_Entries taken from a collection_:
* * * * *

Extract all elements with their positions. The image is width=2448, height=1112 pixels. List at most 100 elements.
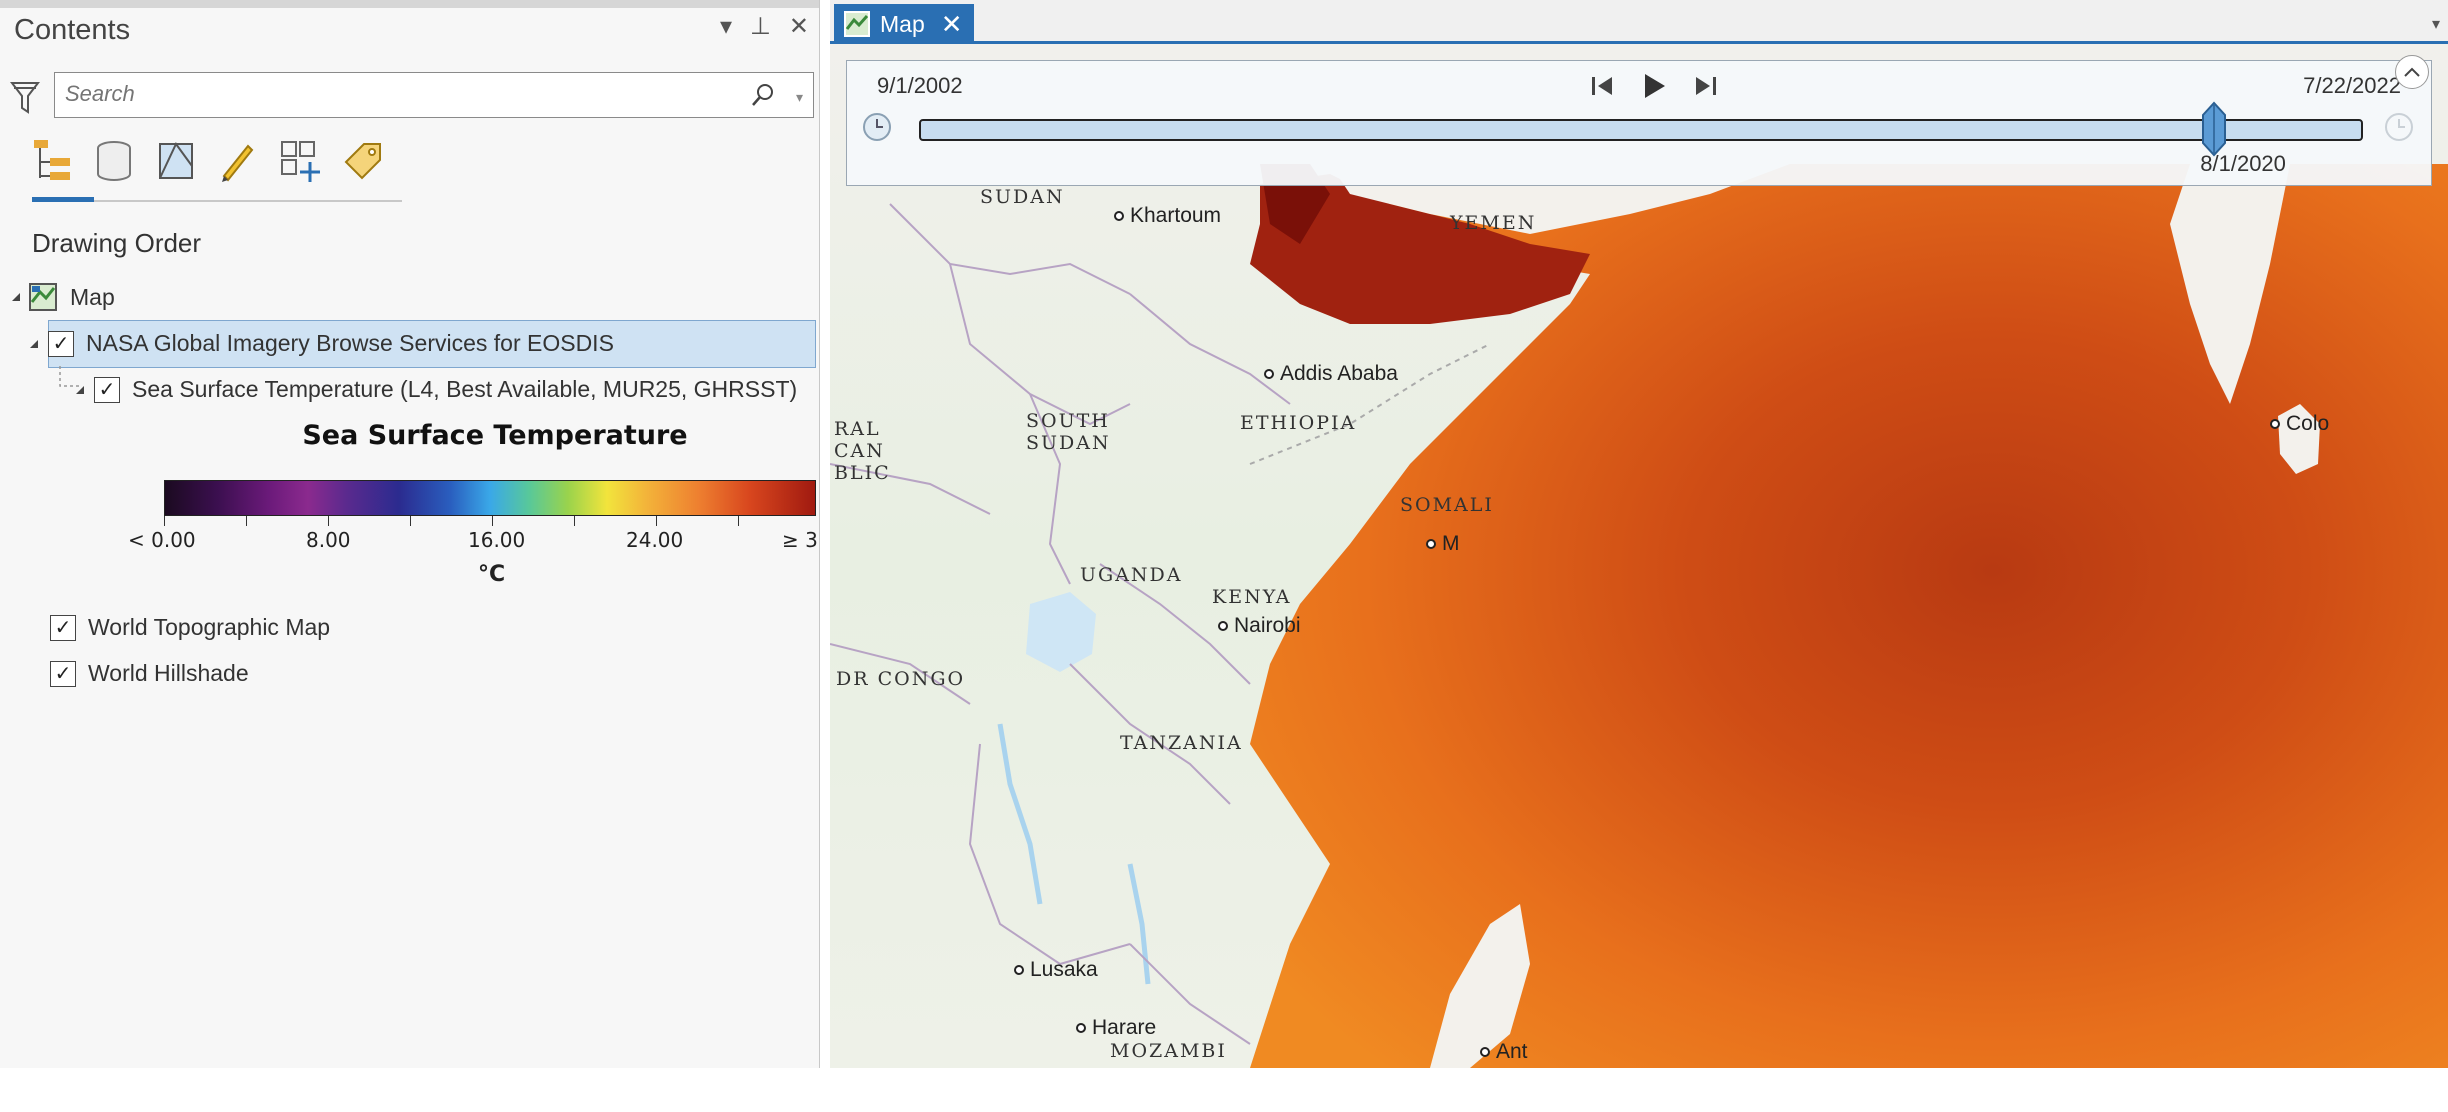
label-kenya: KENYA [1212, 586, 1292, 608]
city-label: Lusaka [1030, 958, 1098, 981]
map-icon [29, 283, 57, 311]
bottom-margin [0, 1068, 2448, 1112]
city-dot [2270, 419, 2280, 429]
pane-title: Contents [14, 14, 131, 46]
time-clock-icon[interactable] [861, 111, 893, 143]
city-dot [1114, 211, 1124, 221]
ramp-tick [492, 516, 493, 526]
visibility-checkbox[interactable]: ✓ [48, 330, 74, 357]
tree-item-map[interactable]: Map [12, 282, 115, 312]
visibility-checkbox[interactable]: ✓ [50, 660, 76, 687]
label-uganda: UGANDA [1080, 564, 1183, 586]
list-by-editing-icon[interactable] [214, 134, 262, 188]
city-dot [1218, 621, 1228, 631]
city-label: M [1442, 532, 1460, 555]
search-icon[interactable] [749, 81, 777, 109]
map-icon [844, 11, 870, 37]
ramp-tick [246, 516, 247, 526]
tree-item-label: Sea Surface Temperature (L4, Best Availa… [132, 376, 798, 402]
city-dot [1014, 965, 1024, 975]
filter-icon[interactable] [10, 80, 40, 116]
city-label: Nairobi [1234, 614, 1301, 637]
city-nairobi: Nairobi [1218, 614, 1301, 638]
label-car-2: CAN [834, 440, 885, 462]
pin-icon[interactable]: ⊥ [750, 12, 771, 42]
color-ramp [164, 480, 816, 516]
ramp-tick [738, 516, 739, 526]
tab-list-icon[interactable]: ▾ [2432, 14, 2440, 34]
time-slider-track[interactable] [919, 119, 2363, 141]
drawing-order-heading: Drawing Order [32, 228, 202, 258]
list-by-selection-icon[interactable] [152, 134, 200, 188]
step-back-icon[interactable] [1587, 71, 1617, 101]
list-by-labeling-icon[interactable] [338, 134, 386, 188]
search-field[interactable]: ▾ [54, 72, 814, 118]
ramp-label-16: 16.00 [468, 528, 526, 552]
time-slider-thumb[interactable] [2199, 101, 2229, 157]
list-by-snapping-icon[interactable] [276, 134, 324, 188]
city-label: Addis Ababa [1280, 362, 1398, 385]
city-dot [1426, 539, 1436, 549]
city-label: Colo [2286, 412, 2330, 435]
tree-item-hillshade[interactable]: ✓ World Hillshade [50, 660, 249, 687]
collapse-slider-icon[interactable] [2395, 55, 2429, 89]
ramp-tick [574, 516, 575, 526]
close-icon[interactable]: ✕ [789, 12, 809, 42]
time-start-label: 9/1/2002 [877, 73, 963, 98]
contents-toolbar [28, 134, 386, 188]
close-tab-icon[interactable]: ✕ [941, 9, 963, 40]
playback-controls [1587, 71, 1721, 101]
label-tanzania: TANZANIA [1120, 732, 1243, 754]
map-canvas[interactable] [830, 44, 2448, 1068]
label-car-1: RAL [834, 418, 881, 440]
list-by-data-source-icon[interactable] [90, 134, 138, 188]
time-slider: 9/1/2002 7/22/2022 8/1/2020 [846, 55, 2432, 186]
visibility-checkbox[interactable]: ✓ [94, 376, 120, 403]
city-dot [1076, 1023, 1086, 1033]
city-label: Ant [1496, 1040, 1528, 1063]
label-south-sudan: SOUTH [1026, 410, 1110, 432]
tree-item-sst-layer[interactable]: ✓ Sea Surface Temperature (L4, Best Avai… [76, 376, 797, 403]
collapse-icon[interactable] [12, 293, 20, 301]
time-end-label: 7/22/2022 [2303, 73, 2401, 98]
time-current-label: 8/1/2020 [2200, 151, 2286, 176]
tree-item-label: Map [70, 283, 115, 310]
legend-title: Sea Surface Temperature [302, 420, 688, 451]
play-icon[interactable] [1639, 71, 1669, 101]
tree-item-topographic[interactable]: ✓ World Topographic Map [50, 614, 330, 641]
list-by-drawing-order-icon[interactable] [28, 134, 76, 188]
step-forward-icon[interactable] [1691, 71, 1721, 101]
search-input[interactable] [55, 73, 695, 115]
tab-strip: Map ✕ ▾ [830, 0, 2448, 44]
tab-label: Map [880, 10, 925, 37]
ramp-tick [410, 516, 411, 526]
pane-top-border [0, 0, 819, 8]
ramp-tick [328, 516, 329, 526]
collapse-icon[interactable] [30, 339, 38, 348]
map-view[interactable]: Map ✕ ▾ SUDAN YEMEN ETHIOPIA SOUTH SUDAN… [830, 0, 2448, 1068]
legend-unit: °C [478, 562, 506, 587]
pane-controls: ▾ ⊥ ✕ [720, 12, 809, 42]
city-dot [1264, 369, 1274, 379]
city-mogadishu: M [1426, 532, 1460, 556]
city-khartoum: Khartoum [1114, 204, 1221, 228]
tab-map[interactable]: Map ✕ [834, 4, 974, 44]
search-options-icon[interactable]: ▾ [796, 89, 803, 106]
label-sudan: SUDAN [980, 186, 1065, 208]
label-yemen: YEMEN [1450, 212, 1537, 234]
ramp-label-8: 8.00 [306, 528, 351, 552]
label-dr-congo: DR CONGO [836, 668, 966, 690]
city-harare: Harare [1076, 1016, 1156, 1040]
tree-item-label: World Hillshade [88, 660, 249, 686]
ramp-label-24: 24.00 [626, 528, 684, 552]
ramp-tick [164, 516, 165, 526]
time-settings-icon[interactable] [2381, 111, 2417, 143]
visibility-checkbox[interactable]: ✓ [50, 614, 76, 641]
ramp-label-max: ≥ 3 [782, 528, 818, 552]
contents-pane: Contents ▾ ⊥ ✕ ▾ [0, 0, 820, 1068]
tree-item-group-layer[interactable]: ✓ NASA Global Imagery Browse Services fo… [30, 330, 614, 357]
pane-options-icon[interactable]: ▾ [720, 12, 732, 42]
city-antananarivo: Ant [1480, 1040, 1528, 1064]
ramp-label-min: < 0.00 [128, 528, 196, 552]
ramp-ticks [164, 516, 816, 526]
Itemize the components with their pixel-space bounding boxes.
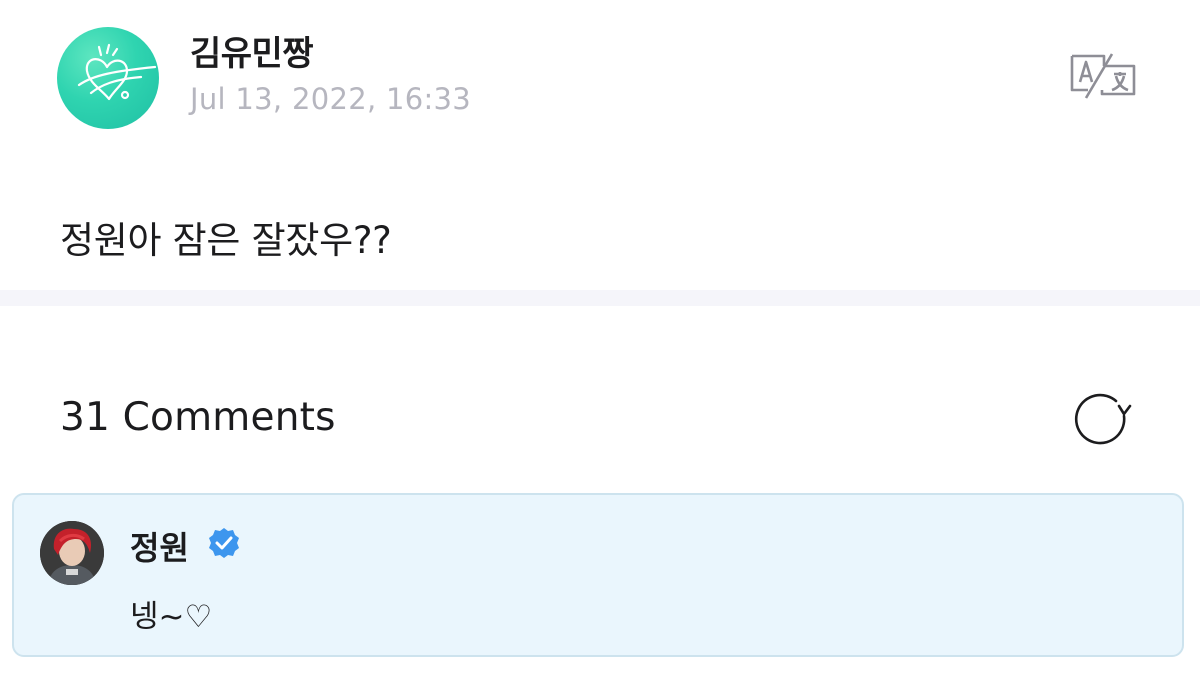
author-name[interactable]: 김유민짱 (190, 26, 314, 75)
comment-text: 넹~♡ (130, 599, 213, 635)
commenter-avatar[interactable] (40, 521, 104, 585)
post-body: 정원아 잠은 잘잤우?? (60, 219, 392, 262)
section-divider (0, 290, 1200, 306)
commenter-name[interactable]: 정원 (130, 523, 189, 569)
signature-heart-icon (77, 43, 157, 101)
translate-button[interactable] (1066, 50, 1140, 100)
user-photo-avatar-icon (40, 521, 104, 585)
comment-card[interactable]: 정원 넹~♡ (12, 493, 1184, 657)
author-avatar[interactable] (57, 27, 159, 129)
post-header: 김유민짱 Jul 13, 2022, 16:33 (0, 0, 1200, 150)
verified-badge-icon (207, 526, 241, 560)
post-timestamp: Jul 13, 2022, 16:33 (190, 82, 472, 116)
translate-icon (1070, 53, 1136, 99)
refresh-button[interactable] (1072, 392, 1132, 448)
refresh-icon (1074, 393, 1132, 445)
comments-count-header: 31 Comments (60, 395, 336, 440)
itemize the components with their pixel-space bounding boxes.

* * * * *

_Instructions to follow_:
Rewrite the lines of the records from the one containing "author-name[interactable]: 김유민짱 (190, 26, 314, 75)" through the end, replacing "refresh" with "reload" and leaving everything else as is.

_Reply_:
author-name[interactable]: 김유민짱 (190, 26, 314, 75)
comment-text: 넹~♡ (130, 599, 213, 635)
commenter-avatar[interactable] (40, 521, 104, 585)
post-body: 정원아 잠은 잘잤우?? (60, 219, 392, 262)
section-divider (0, 290, 1200, 306)
commenter-name[interactable]: 정원 (130, 523, 189, 569)
signature-heart-icon (77, 43, 157, 101)
translate-button[interactable] (1066, 50, 1140, 100)
user-photo-avatar-icon (40, 521, 104, 585)
comment-card[interactable]: 정원 넹~♡ (12, 493, 1184, 657)
author-avatar[interactable] (57, 27, 159, 129)
post-header: 김유민짱 Jul 13, 2022, 16:33 (0, 0, 1200, 150)
verified-badge-icon (207, 526, 241, 560)
post-timestamp: Jul 13, 2022, 16:33 (190, 82, 472, 116)
translate-icon (1070, 53, 1136, 99)
reload-button[interactable] (1072, 392, 1132, 448)
reload-icon (1074, 393, 1132, 445)
comments-count-header: 31 Comments (60, 395, 336, 440)
itemize the components with their pixel-space bounding boxes.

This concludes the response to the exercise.